- AVAILABLE DATA -
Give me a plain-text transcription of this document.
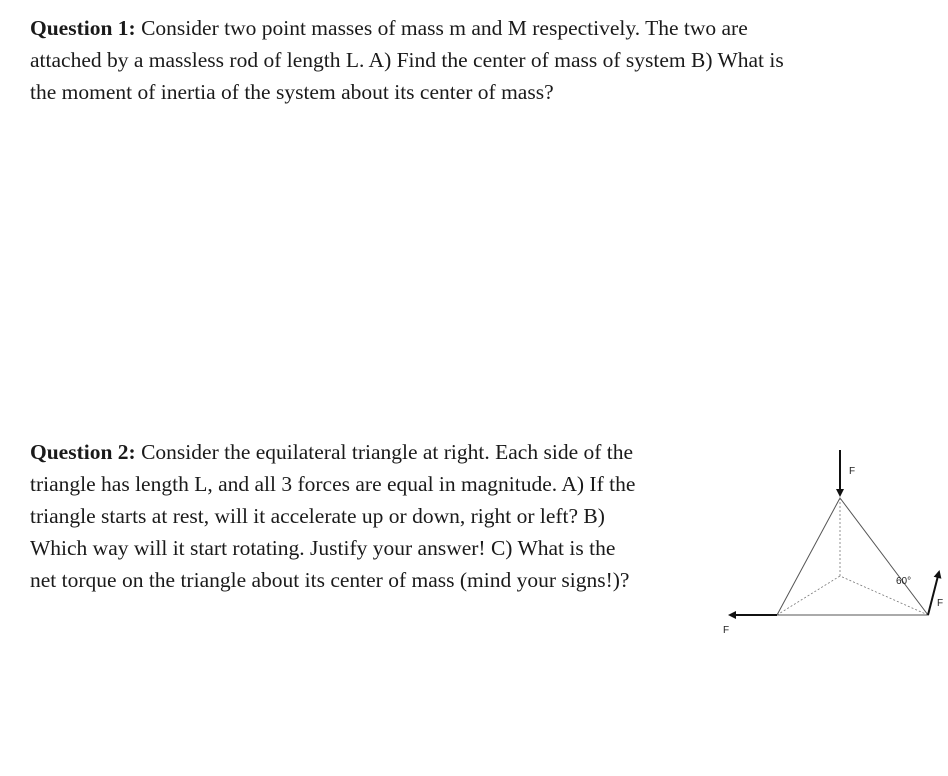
Question 1: Consider two point masses of mass m and M respectively. The two are
attached by a massless rod of length L. A) Find the center of mass of system B) What is
the moment of inertia of the system about its center of mass?
Question 2: Consider the equilateral triangle at right. Each side of the
triangle has length L, and all 3 forces are equal in magnitude. A) If the
triangle starts at rest, will it accelerate up or down, right or left? B)
Which way will it start rotating. Justify your answer! C) What is the
net torque on the triangle about its center of mass (mind your signs!)?
F
F
F
60°
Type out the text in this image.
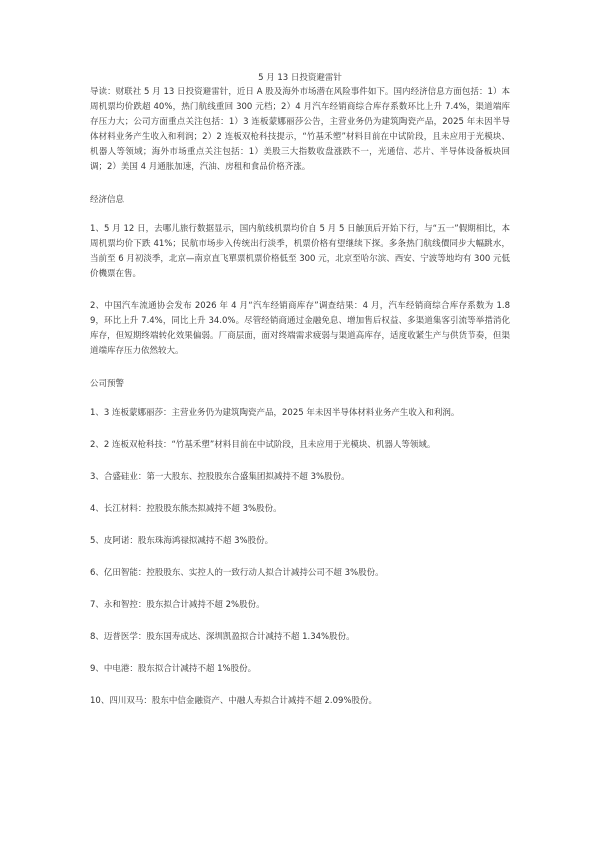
5 月 13 日投资避雷针

导读：财联社 5 月 13 日投资避雷针，近日 A 股及海外市场潜在风险事件如下。国内经济信息方面包括：1）本周机票均价跌超 40%，热门航线重回 300 元档；2）4 月汽车经销商综合库存系数环比上升 7.4%，渠道端库存压力大；公司方面重点关注包括：1）3 连板蒙娜丽莎公告，主营业务仍为建筑陶瓷产品，2025 年未因半导体材料业务产生收入和利润；2）2 连板双枪科技提示，“竹基禾塑”材料目前在中试阶段，且未应用于光模块、机器人等领域；海外市场重点关注包括：1）美股三大指数收盘涨跌不一，光通信、芯片、半导体设备板块回调；2）美国 4 月通胀加速，汽油、房租和食品价格齐涨。

经济信息

1、5 月 12 日，去哪儿旅行数据显示，国内航线机票均价自 5 月 5 日触顶后开始下行，与“五一”假期相比，本周机票均价下跌 41%；民航市场步入传统出行淡季，机票价格有望继续下探。多条热门航线價同步大幅跳水，当前至 6 月初淡季，北京—南京直飞單票机票价格低至 300 元，北京至哈尔滨、西安、宁波等地均有 300 元低价機票在售。

2、中国汽车流通协会发布 2026 年 4 月“汽车经销商库存”调查结果：4 月，汽车经销商综合库存系数为 1.89，环比上升 7.4%，同比上升 34.0%。尽管经销商通过金融免息、增加售后权益、多渠道集客引流等举措消化库存，但短期终端转化效果偏弱。厂商层面，面对终端需求疲弱与渠道高库存，适度收紧生产与供货节奏，但渠道端库存压力依然较大。

公司预警

1、3 连板蒙娜丽莎：主营业务仍为建筑陶瓷产品，2025 年未因半导体材料业务产生收入和利润。

2、2 连板双枪科技：“竹基禾塑”材料目前在中试阶段，且未应用于光模块、机器人等领域。

3、合盛硅业：第一大股东、控股股东合盛集团拟减持不超 3%股份。

4、长江材料：控股股东熊杰拟减持不超 3%股份。

5、皮阿诺：股东珠海鸿禄拟减持不超 3%股份。

6、亿田智能：控股股东、实控人的一致行动人拟合计减持公司不超 3%股份。

7、永和智控：股东拟合计减持不超 2%股份。

8、迈普医学：股东国寿成达、深圳凯盈拟合计减持不超 1.34%股份。

9、中电港：股东拟合计减持不超 1%股份。

10、四川双马：股东中信金融资产、中融人寿拟合计减持不超 2.09%股份。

- INSTRUCTIONS TO FOLLOW -
Select and copy every line of the material that holds the string "且未应用于光模块".

- ANSWER TO THIS PROBLEM -
导读：财联社 5 月 13 日投资避雷针，近日 A 股及海外市场潜在风险事件如下。国内经济信息方面包括：1）本周机票均价跌超 40%，热门航线重回 300 元档；2）4 月汽车经销商综合库存系数环比上升 7.4%，渠道端库存压力大；公司方面重点关注包括：1）3 连板蒙娜丽莎公告，主营业务仍为建筑陶瓷产品，2025 年未因半导体材料业务产生收入和利润；2）2 连板双枪科技提示，“竹基禾塑”材料目前在中试阶段，且未应用于光模块、机器人等领域；海外市场重点关注包括：1）美股三大指数收盘涨跌不一，光通信、芯片、半导体设备板块回调；2）美国 4 月通胀加速，汽油、房租和食品价格齐涨。
2、2 连板双枪科技：“竹基禾塑”材料目前在中试阶段，且未应用于光模块、机器人等领域。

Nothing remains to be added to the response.